TASK DESCRIPTION:
Set down each line of the data below exactly as it stands, dropping the pictures.
**** DATASET ENTRIES ****
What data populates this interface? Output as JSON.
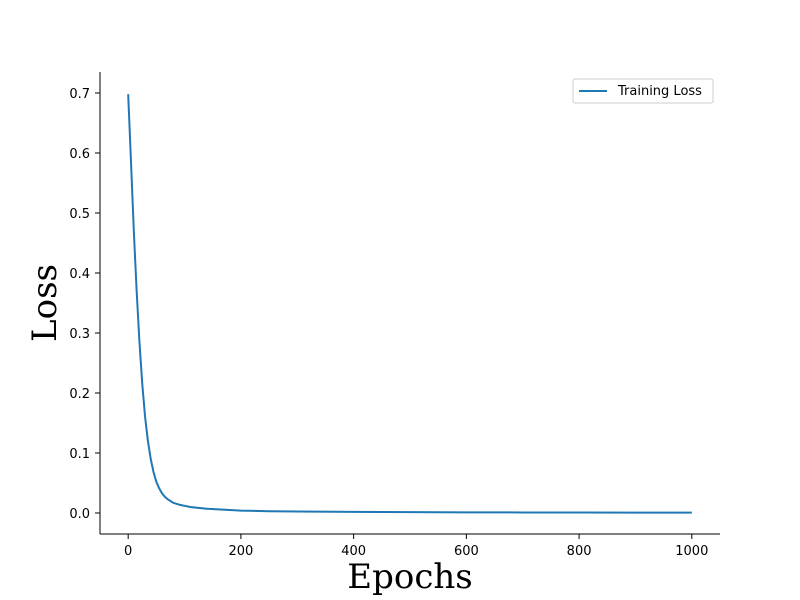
{
  "chart_data": {
    "type": "line",
    "title": "",
    "xlabel": "Epochs",
    "ylabel": "Loss",
    "xlim": [
      -50,
      1050
    ],
    "ylim": [
      -0.035,
      0.735
    ],
    "xticks": [
      0,
      200,
      400,
      600,
      800,
      1000
    ],
    "xtick_labels": [
      "0",
      "200",
      "400",
      "600",
      "800",
      "1000"
    ],
    "yticks": [
      0.0,
      0.1,
      0.2,
      0.3,
      0.4,
      0.5,
      0.6,
      0.7
    ],
    "ytick_labels": [
      "0.0",
      "0.1",
      "0.2",
      "0.3",
      "0.4",
      "0.5",
      "0.6",
      "0.7"
    ],
    "grid": false,
    "legend_position": "top-right",
    "series": [
      {
        "name": "Training Loss",
        "color": "#1f77b4",
        "x": [
          0,
          5,
          10,
          15,
          20,
          25,
          30,
          35,
          40,
          45,
          50,
          55,
          60,
          65,
          70,
          75,
          80,
          90,
          100,
          110,
          120,
          140,
          160,
          180,
          200,
          250,
          300,
          400,
          500,
          600,
          700,
          800,
          900,
          1000
        ],
        "y": [
          0.698,
          0.585,
          0.47,
          0.37,
          0.285,
          0.215,
          0.16,
          0.12,
          0.09,
          0.068,
          0.052,
          0.041,
          0.033,
          0.027,
          0.023,
          0.02,
          0.017,
          0.014,
          0.012,
          0.01,
          0.009,
          0.007,
          0.006,
          0.005,
          0.004,
          0.003,
          0.0025,
          0.0018,
          0.0014,
          0.0011,
          0.0009,
          0.0008,
          0.0007,
          0.0006
        ]
      }
    ]
  }
}
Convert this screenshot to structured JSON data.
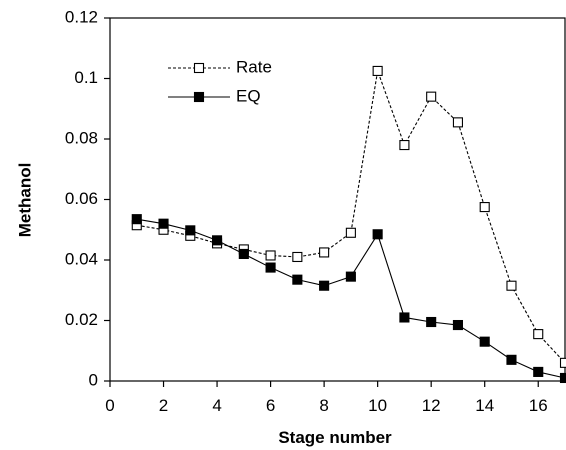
{
  "chart_data": {
    "type": "line",
    "title": "",
    "xlabel": "Stage number",
    "ylabel": "Methanol",
    "xlim": [
      0,
      17
    ],
    "ylim": [
      0,
      0.12
    ],
    "x_ticks": [
      0,
      2,
      4,
      6,
      8,
      10,
      12,
      14,
      16
    ],
    "x_tick_labels": [
      "0",
      "2",
      "4",
      "6",
      "8",
      "10",
      "12",
      "14",
      "16"
    ],
    "y_ticks": [
      0,
      0.02,
      0.04,
      0.06,
      0.08,
      0.1,
      0.12
    ],
    "y_tick_labels": [
      "0",
      "0.02",
      "0.04",
      "0.06",
      "0.08",
      "0.1",
      "0.12"
    ],
    "grid": false,
    "legend": "top-left",
    "series": [
      {
        "name": "Rate",
        "line_style": "dashed",
        "marker": "open-square",
        "color": "#000000",
        "x": [
          1,
          2,
          3,
          4,
          5,
          6,
          7,
          8,
          9,
          10,
          11,
          12,
          13,
          14,
          15,
          16,
          17
        ],
        "y": [
          0.0515,
          0.05,
          0.048,
          0.0455,
          0.0435,
          0.0415,
          0.041,
          0.0425,
          0.049,
          0.1025,
          0.078,
          0.094,
          0.0855,
          0.0575,
          0.0315,
          0.0155,
          0.006
        ]
      },
      {
        "name": "EQ",
        "line_style": "solid",
        "marker": "filled-square",
        "color": "#000000",
        "x": [
          1,
          2,
          3,
          4,
          5,
          6,
          7,
          8,
          9,
          10,
          11,
          12,
          13,
          14,
          15,
          16,
          17
        ],
        "y": [
          0.0535,
          0.052,
          0.0498,
          0.0465,
          0.042,
          0.0375,
          0.0335,
          0.0315,
          0.0345,
          0.0485,
          0.021,
          0.0195,
          0.0185,
          0.013,
          0.007,
          0.003,
          0.001
        ]
      }
    ]
  }
}
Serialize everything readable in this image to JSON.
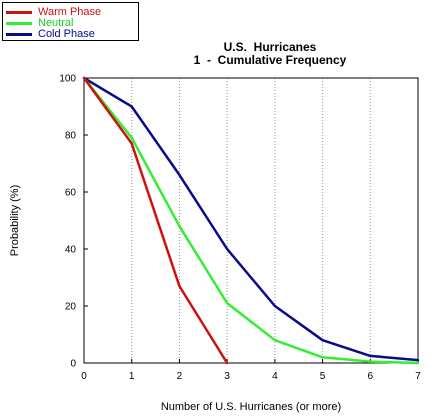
****
TASK SOLUTION:
What data populates this interface? Output as JSON.
{
  "chart_data": {
    "type": "line",
    "title": "",
    "xlabel": "Epochs",
    "ylabel": "Loss",
    "xlim": [
      -50,
      1050
    ],
    "ylim": [
      -0.035,
      0.735
    ],
    "xticks": [
      0,
      200,
      400,
      600,
      800,
      1000
    ],
    "xtick_labels": [
      "0",
      "200",
      "400",
      "600",
      "800",
      "1000"
    ],
    "yticks": [
      0.0,
      0.1,
      0.2,
      0.3,
      0.4,
      0.5,
      0.6,
      0.7
    ],
    "ytick_labels": [
      "0.0",
      "0.1",
      "0.2",
      "0.3",
      "0.4",
      "0.5",
      "0.6",
      "0.7"
    ],
    "grid": false,
    "legend_position": "top-right",
    "series": [
      {
        "name": "Training Loss",
        "color": "#1f77b4",
        "x": [
          0,
          5,
          10,
          15,
          20,
          25,
          30,
          35,
          40,
          45,
          50,
          55,
          60,
          65,
          70,
          75,
          80,
          90,
          100,
          110,
          120,
          140,
          160,
          180,
          200,
          250,
          300,
          400,
          500,
          600,
          700,
          800,
          900,
          1000
        ],
        "y": [
          0.698,
          0.585,
          0.47,
          0.37,
          0.285,
          0.215,
          0.16,
          0.12,
          0.09,
          0.068,
          0.052,
          0.041,
          0.033,
          0.027,
          0.023,
          0.02,
          0.017,
          0.014,
          0.012,
          0.01,
          0.009,
          0.007,
          0.006,
          0.005,
          0.004,
          0.003,
          0.0025,
          0.0018,
          0.0014,
          0.0011,
          0.0009,
          0.0008,
          0.0007,
          0.0006
        ]
      }
    ]
  }
}
Convert this screenshot to structured JSON data.
{
  "chart_data": {
    "type": "line",
    "title": "",
    "xlabel": "Stage number",
    "ylabel": "Methanol",
    "xlim": [
      0,
      17
    ],
    "ylim": [
      0,
      0.12
    ],
    "x_ticks": [
      0,
      2,
      4,
      6,
      8,
      10,
      12,
      14,
      16
    ],
    "x_tick_labels": [
      "0",
      "2",
      "4",
      "6",
      "8",
      "10",
      "12",
      "14",
      "16"
    ],
    "y_ticks": [
      0,
      0.02,
      0.04,
      0.06,
      0.08,
      0.1,
      0.12
    ],
    "y_tick_labels": [
      "0",
      "0.02",
      "0.04",
      "0.06",
      "0.08",
      "0.1",
      "0.12"
    ],
    "grid": false,
    "legend": "top-left",
    "series": [
      {
        "name": "Rate",
        "line_style": "dashed",
        "marker": "open-square",
        "color": "#000000",
        "x": [
          1,
          2,
          3,
          4,
          5,
          6,
          7,
          8,
          9,
          10,
          11,
          12,
          13,
          14,
          15,
          16,
          17
        ],
        "y": [
          0.0515,
          0.05,
          0.048,
          0.0455,
          0.0435,
          0.0415,
          0.041,
          0.0425,
          0.049,
          0.1025,
          0.078,
          0.094,
          0.0855,
          0.0575,
          0.0315,
          0.0155,
          0.006
        ]
      },
      {
        "name": "EQ",
        "line_style": "solid",
        "marker": "filled-square",
        "color": "#000000",
        "x": [
          1,
          2,
          3,
          4,
          5,
          6,
          7,
          8,
          9,
          10,
          11,
          12,
          13,
          14,
          15,
          16,
          17
        ],
        "y": [
          0.0535,
          0.052,
          0.0498,
          0.0465,
          0.042,
          0.0375,
          0.0335,
          0.0315,
          0.0345,
          0.0485,
          0.021,
          0.0195,
          0.0185,
          0.013,
          0.007,
          0.003,
          0.001
        ]
      }
    ]
  }
}
Serialize everything readable in this image to JSON.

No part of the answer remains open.